Aim →
In the data below, find every line that has the string "screenshot", and copy it.

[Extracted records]
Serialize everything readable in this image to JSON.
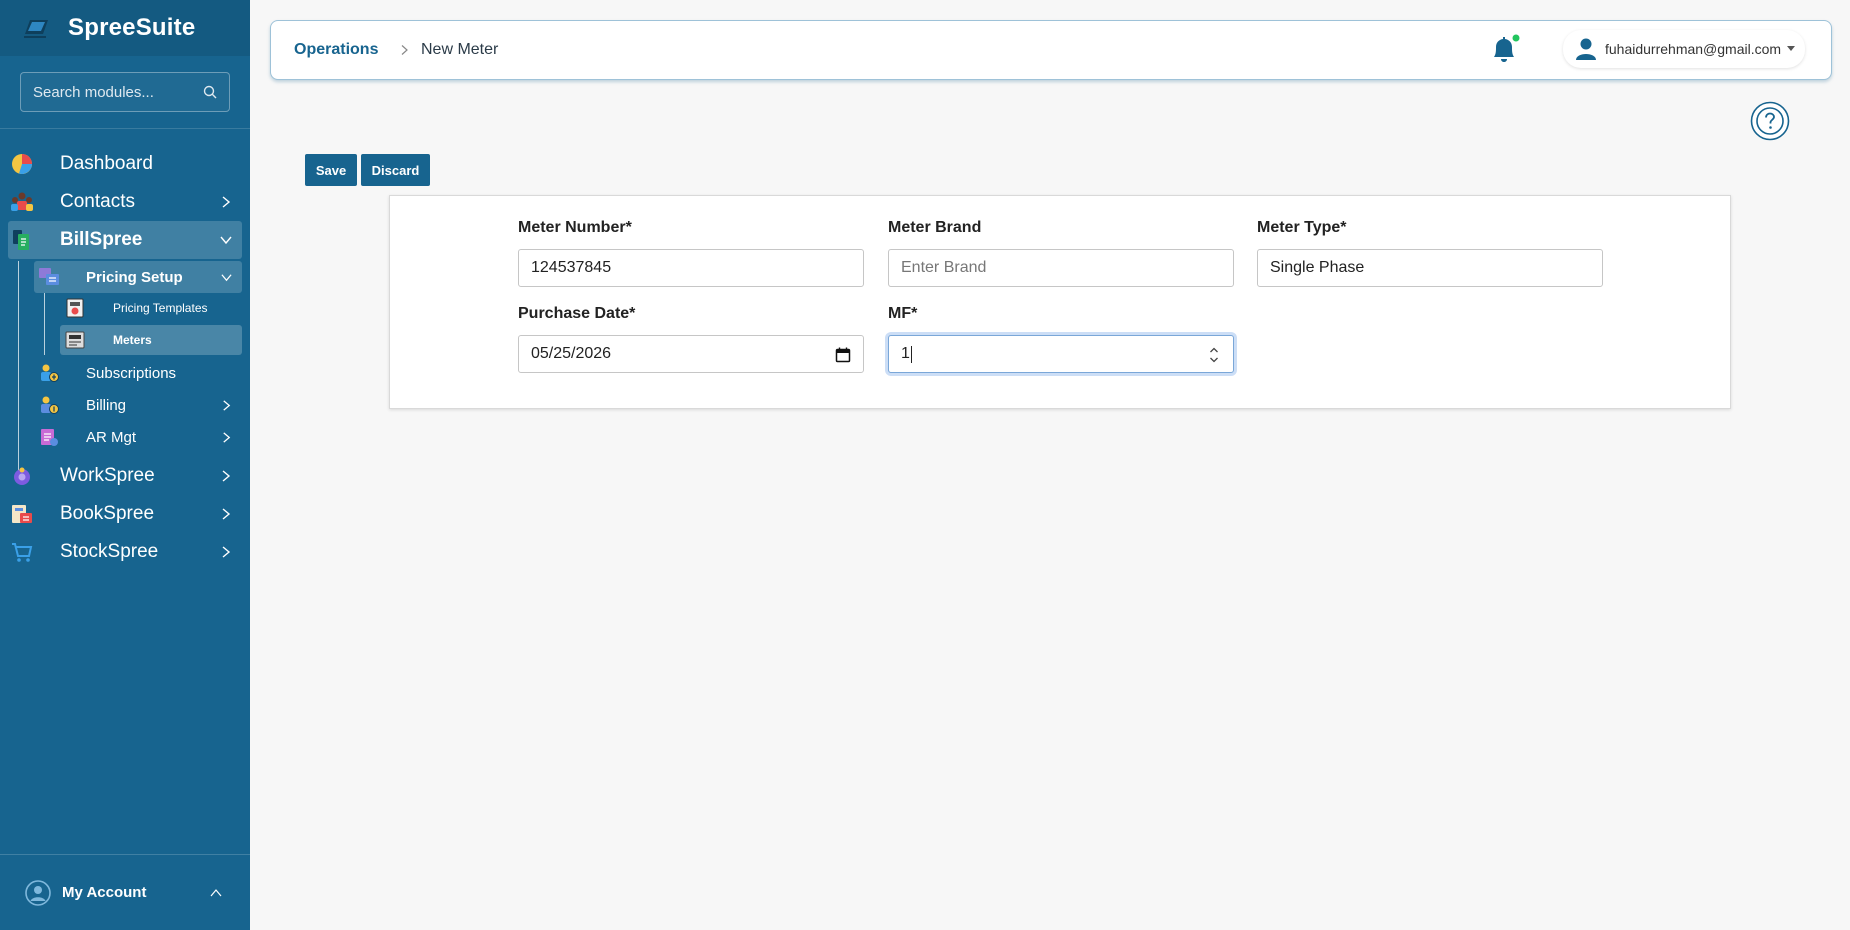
{
  "app": {
    "name": "SpreeSuite"
  },
  "sidebar": {
    "search_placeholder": "Search modules...",
    "items": {
      "dashboard": "Dashboard",
      "contacts": "Contacts",
      "billspree": "BillSpree",
      "pricing_setup": "Pricing Setup",
      "pricing_templates": "Pricing Templates",
      "meters": "Meters",
      "subscriptions": "Subscriptions",
      "billing": "Billing",
      "ar_mgt": "AR Mgt",
      "workspree": "WorkSpree",
      "bookspree": "BookSpree",
      "stockspree": "StockSpree"
    },
    "account_label": "My Account"
  },
  "header": {
    "breadcrumb_root": "Operations",
    "breadcrumb_current": "New Meter",
    "user_email": "fuhaidurrehman@gmail.com",
    "notification_dot_color": "#22c55e"
  },
  "toolbar": {
    "save_label": "Save",
    "discard_label": "Discard"
  },
  "form": {
    "meter_number": {
      "label": "Meter Number*",
      "value": "124537845"
    },
    "meter_brand": {
      "label": "Meter Brand",
      "value": "",
      "placeholder": "Enter Brand"
    },
    "meter_type": {
      "label": "Meter Type*",
      "value": "Single Phase"
    },
    "purchase_date": {
      "label": "Purchase Date*",
      "value": "05/25/2026"
    },
    "mf": {
      "label": "MF*",
      "value": "1"
    }
  },
  "colors": {
    "primary": "#17648f",
    "sidebar": "#17648f"
  }
}
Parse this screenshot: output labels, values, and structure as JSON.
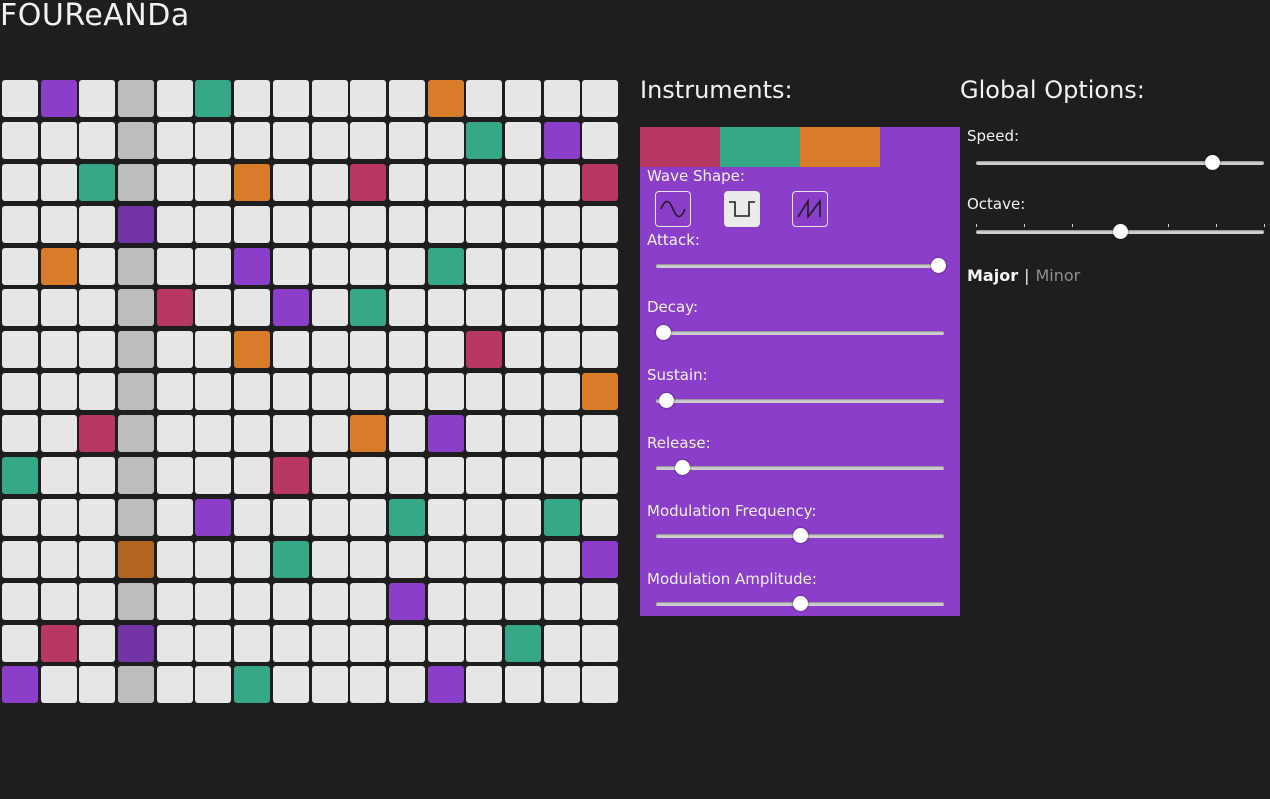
{
  "app": {
    "title": "FOUReANDa"
  },
  "colors": {
    "cell_empty": "#e6e6e6",
    "cell_current_column": "#bdbdbd",
    "instrument_1": "#b83862",
    "instrument_2": "#36a887",
    "instrument_3": "#d97c2a",
    "instrument_4": "#8a3ec9"
  },
  "sequencer": {
    "columns": 16,
    "rows": 15,
    "current_column": 3,
    "rows_data": [
      "0400020000030000",
      "0000000000002040",
      "0020003001000001",
      "0004000000000000",
      "0300004000020000",
      "0000100402000000",
      "0000003000001000",
      "0000000000000003",
      "0010000003040000",
      "2000000100000000",
      "0000040000200020",
      "0003000200000004",
      "0000000000400000",
      "0104000000000200",
      "4000002000040000"
    ]
  },
  "instruments": {
    "heading": "Instruments:",
    "tabs": [
      {
        "color": "#b83862"
      },
      {
        "color": "#36a887"
      },
      {
        "color": "#d97c2a"
      },
      {
        "color": "#8a3ec9"
      }
    ],
    "selected_tab": 3,
    "wave_shape": {
      "label": "Wave Shape:",
      "options": [
        "sine-wave-icon",
        "square-wave-icon",
        "sawtooth-wave-icon"
      ],
      "selected": 1
    },
    "sliders": [
      {
        "label": "Attack:",
        "value": 0.98
      },
      {
        "label": "Decay:",
        "value": 0.025
      },
      {
        "label": "Sustain:",
        "value": 0.035
      },
      {
        "label": "Release:",
        "value": 0.09
      },
      {
        "label": "Modulation Frequency:",
        "value": 0.5
      },
      {
        "label": "Modulation Amplitude:",
        "value": 0.5
      }
    ]
  },
  "global_options": {
    "heading": "Global Options:",
    "speed": {
      "label": "Speed:",
      "value": 0.82
    },
    "octave": {
      "label": "Octave:",
      "value": 0.5,
      "steps": 7
    },
    "scale": {
      "options": [
        "Major",
        "Minor"
      ],
      "separator": "|",
      "selected": "Major"
    }
  }
}
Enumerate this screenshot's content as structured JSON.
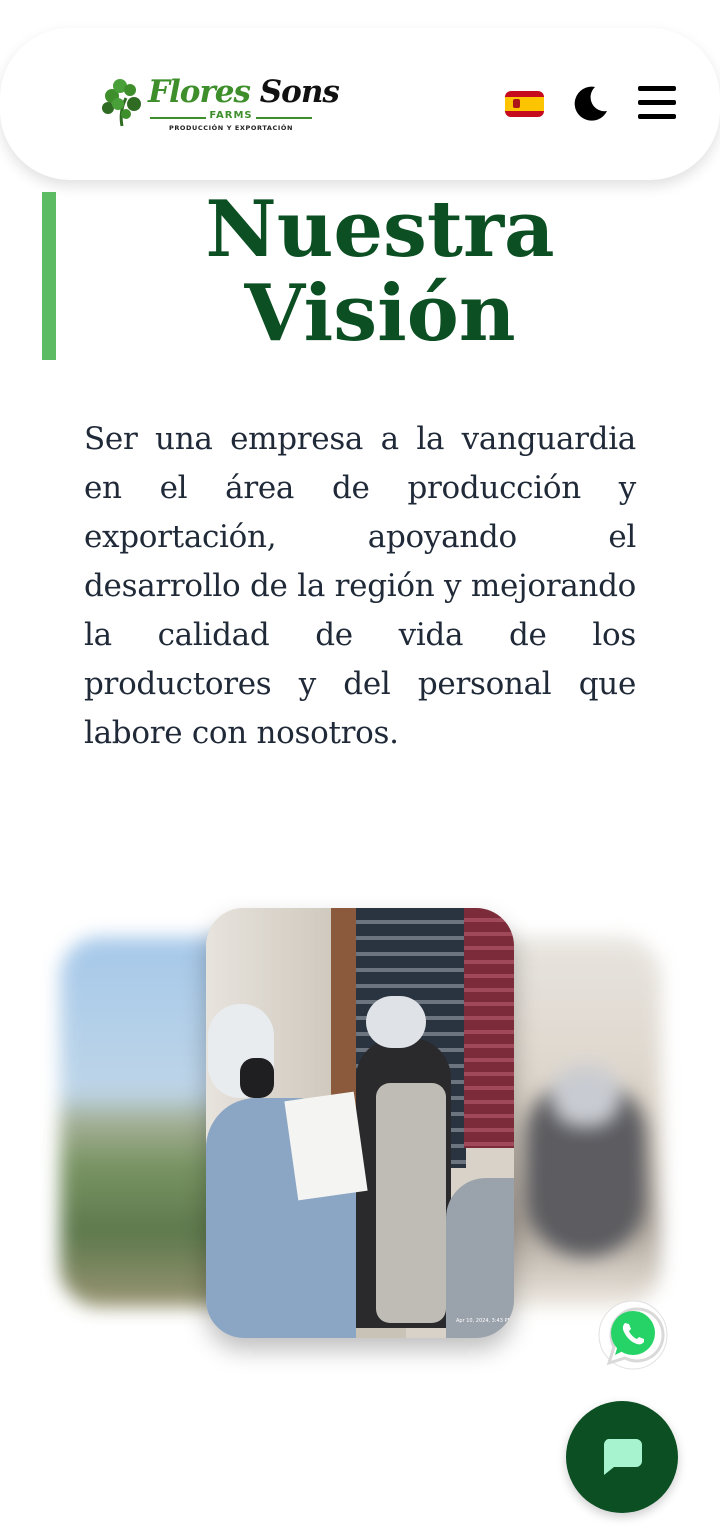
{
  "header": {
    "logo": {
      "brand_primary": "Flores",
      "brand_secondary": "Sons",
      "sub": "FARMS",
      "tagline": "PRODUCCIÓN Y EXPORTACIÓN"
    },
    "language_flag_icon": "spain-flag-icon",
    "theme_icon": "moon-icon",
    "menu_icon": "hamburger-menu-icon"
  },
  "section": {
    "title_line1": "Nuestra",
    "title_line2": "Visión",
    "text": "Ser una empresa a la vanguardia en el área de producción y exportación, apoyando el desarrollo de la región y mejorando la calidad de vida de los productores y del personal que labore con nosotros."
  },
  "carousel": {
    "main_stamp": "Apr 10, 2024, 3:43 PM"
  },
  "floating": {
    "whatsapp_icon": "whatsapp-icon",
    "chat_icon": "chat-bubble-icon"
  },
  "colors": {
    "primary": "#0b4f23",
    "accent": "#5dbb63",
    "brand_green": "#3e8f2c"
  }
}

Answer →
Parse this screenshot: output labels, values, and structure as JSON.
Enumerate this screenshot's content as structured JSON.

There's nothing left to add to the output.